** START OF Dataset records **
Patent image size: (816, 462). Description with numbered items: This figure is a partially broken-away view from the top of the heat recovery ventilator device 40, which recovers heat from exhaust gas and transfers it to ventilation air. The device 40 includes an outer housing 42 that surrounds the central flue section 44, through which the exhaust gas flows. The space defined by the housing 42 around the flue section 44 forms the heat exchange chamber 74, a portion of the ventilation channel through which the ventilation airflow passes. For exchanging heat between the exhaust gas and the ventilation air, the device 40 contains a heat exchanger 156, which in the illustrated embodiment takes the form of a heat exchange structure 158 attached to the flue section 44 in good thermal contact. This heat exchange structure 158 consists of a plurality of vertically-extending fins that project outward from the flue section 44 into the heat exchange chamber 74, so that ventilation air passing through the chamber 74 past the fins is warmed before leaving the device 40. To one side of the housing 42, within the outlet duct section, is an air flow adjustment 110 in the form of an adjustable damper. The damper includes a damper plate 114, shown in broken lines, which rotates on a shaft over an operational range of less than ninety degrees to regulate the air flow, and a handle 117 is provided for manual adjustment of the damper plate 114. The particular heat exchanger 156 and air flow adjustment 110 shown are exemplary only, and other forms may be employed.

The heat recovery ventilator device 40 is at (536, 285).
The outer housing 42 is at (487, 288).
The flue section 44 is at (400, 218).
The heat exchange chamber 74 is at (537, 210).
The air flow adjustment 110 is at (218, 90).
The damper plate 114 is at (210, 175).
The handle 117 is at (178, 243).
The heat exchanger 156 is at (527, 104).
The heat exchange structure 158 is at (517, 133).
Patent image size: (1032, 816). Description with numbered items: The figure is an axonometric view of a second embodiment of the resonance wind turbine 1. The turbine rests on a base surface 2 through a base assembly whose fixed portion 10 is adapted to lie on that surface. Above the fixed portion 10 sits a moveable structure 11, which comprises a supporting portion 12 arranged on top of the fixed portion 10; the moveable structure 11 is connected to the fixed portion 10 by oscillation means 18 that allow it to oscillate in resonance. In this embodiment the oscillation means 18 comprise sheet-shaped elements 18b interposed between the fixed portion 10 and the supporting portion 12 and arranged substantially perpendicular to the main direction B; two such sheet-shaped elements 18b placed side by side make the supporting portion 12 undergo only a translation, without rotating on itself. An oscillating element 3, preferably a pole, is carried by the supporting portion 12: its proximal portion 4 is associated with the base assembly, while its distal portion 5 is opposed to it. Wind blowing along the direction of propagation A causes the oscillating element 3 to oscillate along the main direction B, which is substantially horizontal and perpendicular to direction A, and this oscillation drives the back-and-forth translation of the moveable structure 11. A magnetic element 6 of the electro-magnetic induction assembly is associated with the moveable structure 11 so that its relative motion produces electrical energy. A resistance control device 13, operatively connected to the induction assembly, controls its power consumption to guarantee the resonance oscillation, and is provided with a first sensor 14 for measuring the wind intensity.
** END OF Dataset records **
◆ What is being asked: Gather every line of the data above that contains the string "housing", treating uppercase and lowercase as distinct.

◆ Task result:
Patent image size: (816, 462). Description with numbered items: This figure is a partially broken-away view from the top of the heat recovery ventilator device 40, which recovers heat from exhaust gas and transfers it to ventilation air. The device 40 includes an outer housing 42 that surrounds the central flue section 44, through which the exhaust gas flows. The space defined by the housing 42 around the flue section 44 forms the heat exchange chamber 74, a portion of the ventilation channel through which the ventilation airflow passes. For exchanging heat between the exhaust gas and the ventilation air, the device 40 contains a heat exchanger 156, which in the illustrated embodiment takes the form of a heat exchange structure 158 attached to the flue section 44 in good thermal contact. This heat exchange structure 158 consists of a plurality of vertically-extending fins that project outward from the flue section 44 into the heat exchange chamber 74, so that ventilation air passing through the chamber 74 past the fins is warmed before leaving the device 40. To one side of the housing 42, within the outlet duct section, is an air flow adjustment 110 in the form of an adjustable damper. The damper includes a damper plate 114, shown in broken lines, which rotates on a shaft over an operational range of less than ninety degrees to regulate the air flow, and a handle 117 is provided for manual adjustment of the damper plate 114. The particular heat exchanger 156 and air flow adjustment 110 shown are exemplary only, and other forms may be employed.
The outer housing 42 is at (487, 288).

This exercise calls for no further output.